## Exercise instructions
Within the records below, find each line that holds the string "sejak", then copy it.

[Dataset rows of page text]
---*---

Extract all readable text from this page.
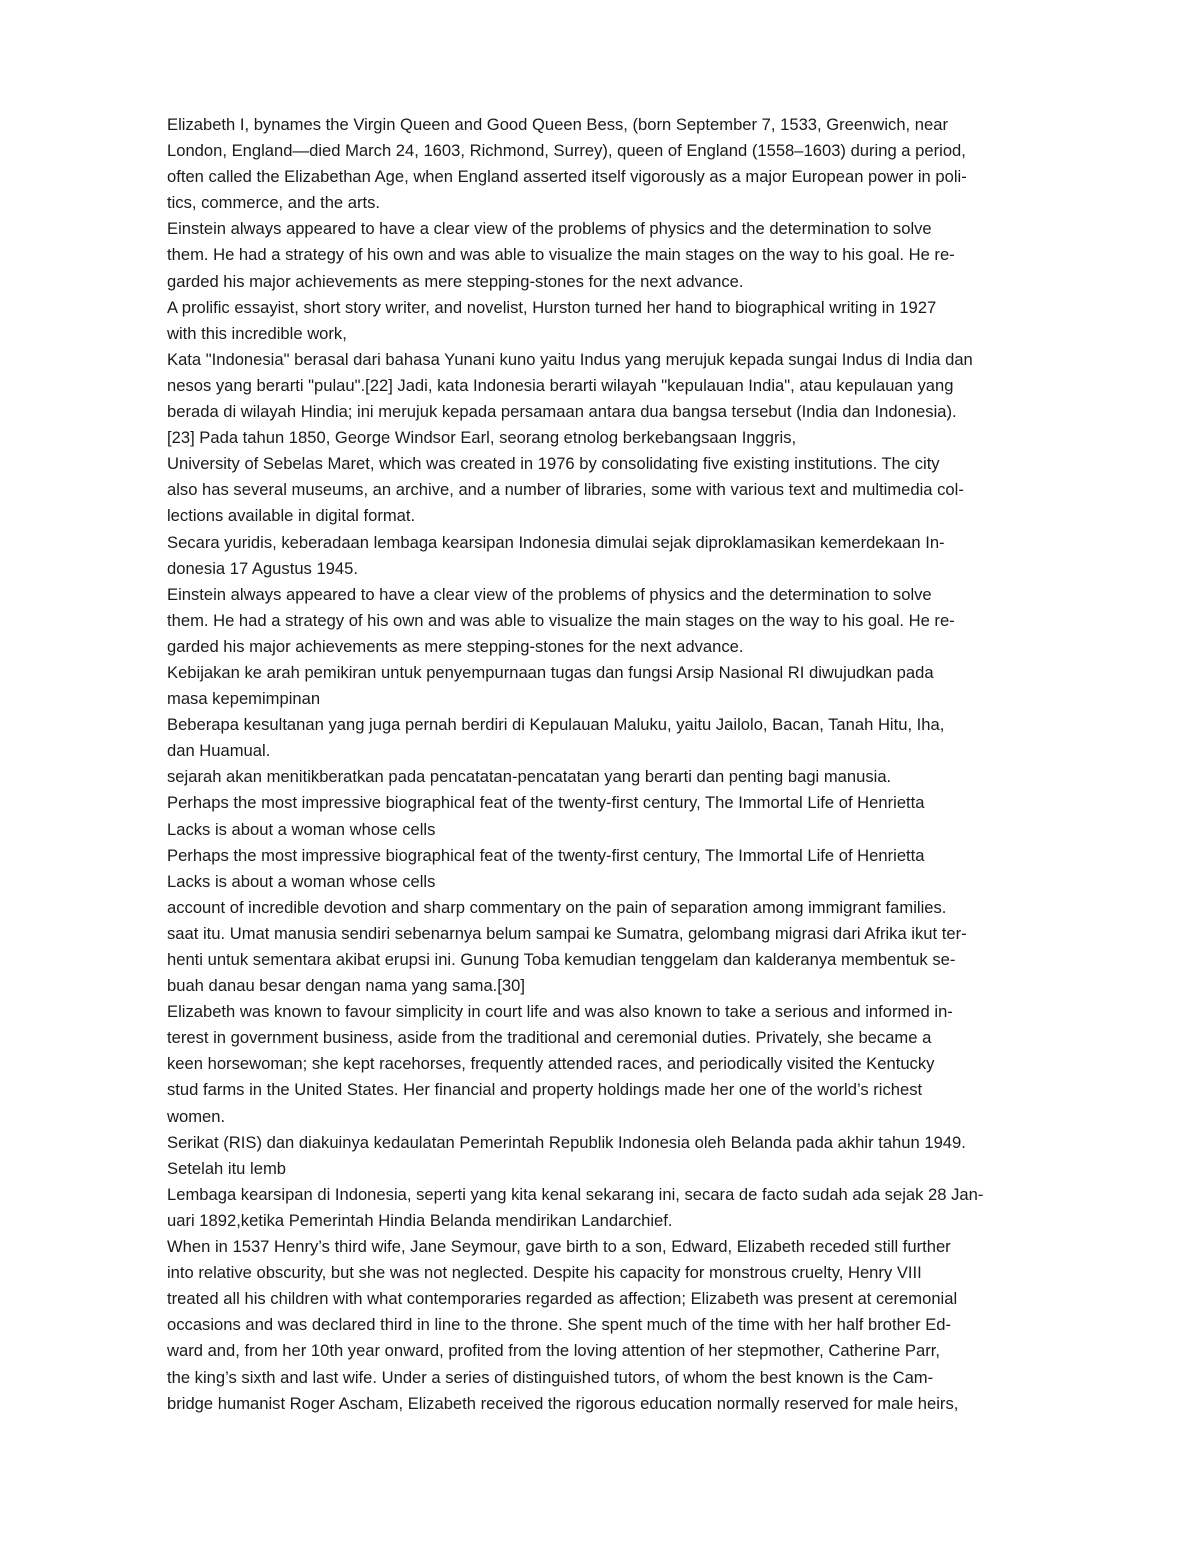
Elizabeth I, bynames the Virgin Queen and Good Queen Bess, (born September 7, 1533, Greenwich, near
London, England—died March 24, 1603, Richmond, Surrey), queen of England (1558–1603) during a period,
often called the Elizabethan Age, when England asserted itself vigorously as a major European power in poli-
tics, commerce, and the arts.
Einstein always appeared to have a clear view of the problems of physics and the determination to solve
them. He had a strategy of his own and was able to visualize the main stages on the way to his goal. He re-
garded his major achievements as mere stepping-stones for the next advance.
A prolific essayist, short story writer, and novelist, Hurston turned her hand to biographical writing in 1927
with this incredible work,
Kata "Indonesia" berasal dari bahasa Yunani kuno yaitu Indus yang merujuk kepada sungai Indus di India dan
nesos yang berarti "pulau".[22] Jadi, kata Indonesia berarti wilayah "kepulauan India", atau kepulauan yang
berada di wilayah Hindia; ini merujuk kepada persamaan antara dua bangsa tersebut (India dan Indonesia).
[23] Pada tahun 1850, George Windsor Earl, seorang etnolog berkebangsaan Inggris,
University of Sebelas Maret, which was created in 1976 by consolidating five existing institutions. The city
also has several museums, an archive, and a number of libraries, some with various text and multimedia col-
lections available in digital format.
Secara yuridis, keberadaan lembaga kearsipan Indonesia dimulai sejak diproklamasikan kemerdekaan In-
donesia 17 Agustus 1945.
Einstein always appeared to have a clear view of the problems of physics and the determination to solve
them. He had a strategy of his own and was able to visualize the main stages on the way to his goal. He re-
garded his major achievements as mere stepping-stones for the next advance.
Kebijakan ke arah pemikiran untuk penyempurnaan tugas dan fungsi Arsip Nasional RI diwujudkan pada
masa kepemimpinan
Beberapa kesultanan yang juga pernah berdiri di Kepulauan Maluku, yaitu Jailolo, Bacan, Tanah Hitu, Iha,
dan Huamual.
sejarah akan menitikberatkan pada pencatatan-pencatatan yang berarti dan penting bagi manusia.
Perhaps the most impressive biographical feat of the twenty-first century, The Immortal Life of Henrietta
Lacks is about a woman whose cells
Perhaps the most impressive biographical feat of the twenty-first century, The Immortal Life of Henrietta
Lacks is about a woman whose cells
account of incredible devotion and sharp commentary on the pain of separation among immigrant families.
saat itu. Umat manusia sendiri sebenarnya belum sampai ke Sumatra, gelombang migrasi dari Afrika ikut ter-
henti untuk sementara akibat erupsi ini. Gunung Toba kemudian tenggelam dan kalderanya membentuk se-
buah danau besar dengan nama yang sama.[30]
Elizabeth was known to favour simplicity in court life and was also known to take a serious and informed in-
terest in government business, aside from the traditional and ceremonial duties. Privately, she became a
keen horsewoman; she kept racehorses, frequently attended races, and periodically visited the Kentucky
stud farms in the United States. Her financial and property holdings made her one of the world’s richest
women.
Serikat (RIS) dan diakuinya kedaulatan Pemerintah Republik Indonesia oleh Belanda pada akhir tahun 1949.
Setelah itu lemb
Lembaga kearsipan di Indonesia, seperti yang kita kenal sekarang ini, secara de facto sudah ada sejak 28 Jan-
uari 1892,ketika Pemerintah Hindia Belanda mendirikan Landarchief.
When in 1537 Henry’s third wife, Jane Seymour, gave birth to a son, Edward, Elizabeth receded still further
into relative obscurity, but she was not neglected. Despite his capacity for monstrous cruelty, Henry VIII
treated all his children with what contemporaries regarded as affection; Elizabeth was present at ceremonial
occasions and was declared third in line to the throne. She spent much of the time with her half brother Ed-
ward and, from her 10th year onward, profited from the loving attention of her stepmother, Catherine Parr,
the king’s sixth and last wife. Under a series of distinguished tutors, of whom the best known is the Cam-
bridge humanist Roger Ascham, Elizabeth received the rigorous education normally reserved for male heirs,
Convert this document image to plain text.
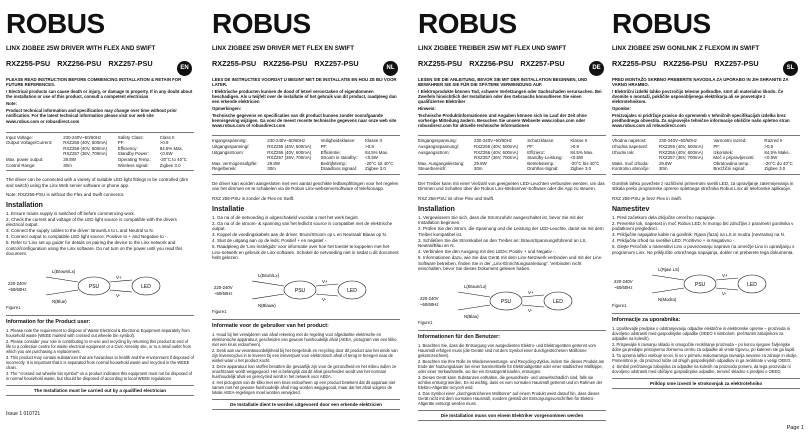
ROBUS
LINX ZIGBEE 25W DRIVER WITH FLEX AND SWIFT
RXZ255-PSU RXZ256-PSU RXZ257-PSU	EN

PLEASE READ INSTRUCTION BEFORE COMMENCING INSTALLATION & RETAIN FOR FUTURE REFERENCES.

! Electrical products can cause death or injury, or damage to property. If in any doubt about the installation or use of this product, consult a competent electrician

Note:

Product technical information and specification may change over time without prior notification. For the latest technical information please visit our web site

www.robus.com or robusdirect.com

Input Voltage:	230-240V~50/60Hz	Safety Class:	Class II
Output Voltage/Current:	RXZ255 (40V, 500mA)	PF:	>0.9
	RXZ256 (40V, 600mA)	Efficiency:	84.5% Max.
	RXZ257 (36V, 700mA)	Standby Power:	<0.5W
Max. power output:	29.8W	Operating Temp.:	-20°C to 40°C
Control Range:	30m	Wireless signal:	Zigbee 3.0

The driver can be connected with a variety of suitable LED light fittings to be controlled (dim and switch) using the Linx Web server software or phone app.

Note: RXZ256-PSU is without the Flex and Swift connector.

Installation
1. Ensure mains supply is switched off before commencing work.
2. Check the current and voltage of the LED light source is compatible with the drivers electrical output.
3. Connect the supply cables to the driver: Brown/Ls to L and Neutral to N.
4. Connect output to compatible LED light source: Positive to + and Negative to -.
5. Refer to 'Linx set up guide' for details on pairing the device to the Linx network and control/configuration using the Linx software. Do not turn on the power until you read this document.
PSU	LED
V+
V-
L(Brown/Lx)
N(Blue)
220-240V
~50/60Hz
Figure1
Information for the Product user:
1. Please note the requirement to dispose of Waste Electrical & Electronic Equipment separately from household waste (WEEE marked with crossed out wheelie bin symbol).
2. Please consider your role in contributing to re-use and recycling by returning this product at end of life to a collection centre for waste electrical equipment or a Civic Amenity site, or to a retail outlet from which you are purchasing a replacement.
3. This product may contain substances that are hazardous to health and the environment if disposed of incorrectly. It is important that it is separated from normal household waste and recycled in the WEEE chain.
4. The "crossed out wheelie bin symbol" on a product indicates this equipment must not be disposed of in normal household waste, but should be disposed of according to local WEEE regulations
The Installation must be carried out by a qualified electrician
ROBUS
LINX ZIGBEE 25W DRIVER MET FLEX EN SWIFT
RXZ255-PSU RXZ256-PSU RXZ257-PSU	NL

LEES DE INSTRUCTIES VOORDAT U BEGINT MET DE INSTALLATIE EN HOU ZE BIJ VOOR LATER.

! Elektrische producten kunnen de dood of letsel veroorzaken of eigendommen beschadigen. Als u twijfelt over de installatie of het gebruik van dit product, raadpleeg dan een erkende elektricien

Opmerkingen:

Technische gegevens en specificaties van dit product kunnen zonder voorafgaande kennisgeving wijzigen. Ga voor de meest recente technische gegevens naar onze web site www.robus.com of robusdirect.com

Ingangsspanning:	230-240V~50/60Hz	Veiligheidsklasse:	Klasse II
Uitgangsspanning/:	RXZ255 (40V, 500mA)	PF:	>0.9
Uitgangsstroom:	RXZ256 (40V, 600mA)	Efficiëntie:	84.5% Max.
	RXZ257 (36V, 700mA)	Stroom in standby:	<0.5W
Max. vermogensafgifte:	29.8W	Bedrijfstemp.:	-20°C tot 40°C
Regelbereik:	30m	Draadloos signaal:	Zigbee 3.0

De driver kan worden aangesloten met een aantal geschikte ledlampfittingen voor het regelen van het dimmen en te schakelen via de Robus Linx-webserversoftware of telefoonapp.

RXZ 256-PSU is zonder de Flex en Swift.

Installatie
1. Ga na of de netvoeding is uitgeschakeld voordat u met het werk begint.
2. Ga na of de stroom- & spanning van het ledlicht source is compatibel met de elektrische output.
3. Koppel de voedingskabels aan de driver: Bruin/Stroom op L en Neutraal/ Blauw op N.
4. Sluit de uitgang aan op de leds: Positief + en negatief -.
5. Raadpleeg de 'Linx-instelgids' voor informatie over hoe het toestel te koppelen met het Linx-netwerk en gebruik de Linx-software. Schakel de netvoeding niet in totdat u dit document hebt gelezen.
PSU	LED
V+
V-
L(Bruin/Lx)
N(Blauw)
220-240V
~50/60Hz
Figure1
Informatie voor de gebruiker van het product:
1. Houd bij het verwijderen van afval rekening met de regeling voor afgedankte elektrische en elektronische apparatuur, gescheiden van gewoon huishoudelijk afval (AEEA, pictogram van een kliko met een kruis erdoorheen).
2. Denk aan uw verantwoordelijkheid bij het hergebruik en recycling door dit product aan het einde van zijn levenscyclus in te leveren bij een inleverpunt voor elektronisch afval of terug te brengen naar de winkel waar u het product kocht.
3. Deze apparatuur kan stoffen bevatten die gevaarlijk zijn voor de gezondheid en het milieu indien ze onachtzaam wordt weggegooid. Het is belangrijk dat dit afval gescheiden wordt van het normaal huishoudelijk afval en gerecycled wordt in het netwerk voor AEEA.
4. Het pictogram van de kliko met een kruis erdoorheen op een product betekent dat dit apparaat niet samen met het gewone huishoudelijk afval mag worden weggegooid, maar dat het afval volgens de lokale AEEA-regelingen moet worden verwijderd.
De Installatie dient te worden uitgevoerd door een erkende elektricien
ROBUS
LINX ZIGBEE TREIBER 25W MIT FLEX UND SWIFT
RXZ255-PSU RXZ256-PSU RXZ257-PSU	DE

LESEN SIE DIE ANLEITUNG, BEVOR SIE MIT DER INSTALLATION BEGINNEN, UND BEWAHREN SIE SIE FÜR DIE SPÄTERE VERWENDUNG AUF.

! Elektroprodukte können Tod, schwere Verletzungen oder Sachschaden verursachen. Bei Zweifeln hinsichtlich der Installation oder des Gebrauchs konsultieren Sie einen qualifizierten Elektriker

Hinweis:

Technische Produktinformationen und Angaben können sich im Lauf der Zeit ohne vorherige Mitteilung ändern. Besuchen Sie unsere Webseite www.robus.com oder robusdirect.com für aktuelle technische Informationen

Eingangsspannung:	230-240V~50/60Hz	Schutzklasse:	Klasse II
Ausgangsspannung/:	RXZ255 (40V, 500mA)	PF:	>0.9
Ausgangsstrom:	RXZ256 (40V, 600mA)	Effizienz:	84.5% Max.
	RXZ257 (36V, 700mA)	Standby-Leistung:	<0.5W
Max. Ausgangsleistung:	29.8W	Betriebstemp.:	-20°C bis 40°C
Steuerbereich:	30m	Drahtlos-Signal:	Zigbee 3.0

Der Treiber kann mit einer Vielzahl von geeigneten LED-Leuchten verbunden werden, um das Dimmen und Schalten über die Robus Linx-Webserver-Software oder die App zu steuern.

RXZ 256-PSU ist ohne Flex und Swift.

Installation
1. Vergewissern Sie sich, dass die Stromzufuhr ausgeschaltet ist, bevor Sie mit der Installation beginnen.
2. Prüfen Sie den Strom, die Spannung und die Leistung der LED-Leuchte, damit sie mit dem Treiber kompatibel ist.
3. Schließen Sie die Stromkabel an den Treiber an: Braun/Spannungsführend an LS, Neutral/Blau an N.
4. Verbinden Sie den Ausgang mit den LEDs: Positiv + und Negativ -.
5. Informationen dazu, wie Sie das Gerät mit dem Linx-Netzwerk verbinden und mit der Linx-Software betreiben, finden Sie in der „Linx-Einrichtungsanleitung". Verbinden nicht einschalten, bevor Sie dieses Dokument gelesen haben.
PSU	LED
V+
V-
L(Braun/Lx)
N(Blau)
220-240V
~50/60Hz
Figure1
Informationen für den Benutzer:
1. Beachten Sie, dass die Entsorgung von ausgedienten Elektro- und Elektrogeräten getrennt vom Hausmüll erfolgen muss (die Geräte sind mit dem Symbol einer durchgestrichenen Mülltonne gekennzeichnet).
2. Beachten Sie Ihre Rolle im Wiederverwertungs- und Recycling-Zyklus, indem Sie dieses Produkt am Ende der Nutzungsdauer bei einer Sammelstelle für Elektroaltgeräte oder einer städtischen Müllkippe, oder einer Verkaufsstelle, wo Sie ein Ersatzgerät kaufen, entsorgen.
3. Dieses Gerät kann Substanzen enthalten, die gesundheits- und umweltschädlich sind, falls sie achtlos entsorgt werden. Es ist wichtig, dass es vom normalen Hausmüll getrennt und im Rahmen der Elektro-Altgeräte recycelt wird.
4. Das Symbol einer „durchgestrichenen Mülltonne" auf einem Produkt weist darauf hin, dass dieses Gerät nicht mit dem normalen Hausmüll, sondern gemäß der Entsorgungsvorschriften für Elektro-Altgeräte entsorgt werden muss.
Die Installation muss von einem Elektriker vorgenommen werden
ROBUS
LINX ZIGBEE 25W GONILNIK Z FLEXOM IN SWIFT
RXZ255-PSU RXZ256-PSU RXZ257-PSU	SL

PRED MONTAŽO SKRBNO PREBERITE NAVODILA ZA UPORABO IN JIH SHRANITE ZA VARNO HRAMBO.

! Električni izdelki lahko povzročijo telesne poškodbe, smrt ali materialno škodo. Če dvomite o montaži, pokličite usposobljenega elektrikarja ali se posvetujte z elektrotehnikom.

Opombe:

Proizvajalec si pridržuje pravico do sprememb v tehničnih specifikacijah izdelka brez predhodnega obvestila. Za najnovejše tehnične informacije obiščite našo spletno stran www.robus.com ali robusdirect.com

Vhodna napetost:	230-240V~50/60Hz	Varnostni razred:	Razred II
Izhodna napetost/:	RXZ255 (40V, 500mA)	PF:	>0.9
Izhodni tok:	RXZ256 (40V, 600mA)	Izkoristek:	84.5% Maks.
	RXZ257 (36V, 700mA)	Moč v pripravljenosti:	<0.5W
Maks. moč izhoda:	29.8W	Obratovalna temp.:	-20°C do 40°C
Kontrolno območje:	30m	Brezžični signal:	Zigbee 3.0

Gonilnik lahko povežete z različnimi primernimi svetili LED, za upravljanje zatemnjevanja in stikala preko programske opreme spletnega strežnika Robus Linx ali telefonske aplikacije.

RXZ 256-PSU je brez Flex in Swift.

Namestitev
1. Pred začetkom dela izključite omrežno napajanje.
2. Preverite tok, napetost in moč Robus LED, ki morajo biti združljivi z parametri gonilnika v podatkovni preglednici.
3. Priključite napajalne kable na gonilnik: Rjava (faza) na LS in modra (nevtralna) na N.
4. Priključite izhod na svetilke LED: Pozitivno + in Negativno -.
5. Glejte Priročnik o namestitvi Linx o povezovanju naprave na omrežje Linx in upravljanju s programom Linx. Ne priključite omrežnega napajanja, dokler ne preberete tega dokumenta.
PSU	LED
V+
V-
L(Rjavi LS)
N(Modra)
220-240V
~50/60Hz
Figure1
Informacije za uporabnika:
1. Upoštevajte predpise o odstranjevanju odpadne električne in elektronske opreme – proizvoda ni dovoljeno odstraniti med gospodinjske odpadke (OEEO s simbolom: prečrtanim zabojnikom za odpadke na kolesih).
2. Prispevajte k ravnanju skladu in omogočite recikliranje proizvoda – po koncu njegove življenjske dobe ga predajte pristojnemu zbirnemu centru za odpadke ali vrnite trgovcu, pri katerem ste ga kupili.
3. Ta oprema lahko vsebuje snovi, ki so v primeru malomarnega ravnanja nevarne za zdravje in okolje. Pomembno je, da proizvod ločite od drugih gospodinjskih odpadkov in ga reciklirate v verigi OEEO.
4. Simbol prečrtanega zabojnika za odpadke na kolesih na proizvodu pomeni, da tega proizvoda ni dovoljeno odstraniti med običajne gospodinjske odpadke, temveč skladno s predpisi o OEEO.
Priklop sme izvesti le strokovnjak za elektrotehniko
Issue 1 010721
Page 1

---*---

## Finished exercise
Secara yuridis, keberadaan lembaga kearsipan Indonesia dimulai sejak diproklamasikan kemerdekaan In-
Lembaga kearsipan di Indonesia, seperti yang kita kenal sekarang ini, secara de facto sudah ada sejak 28 Jan-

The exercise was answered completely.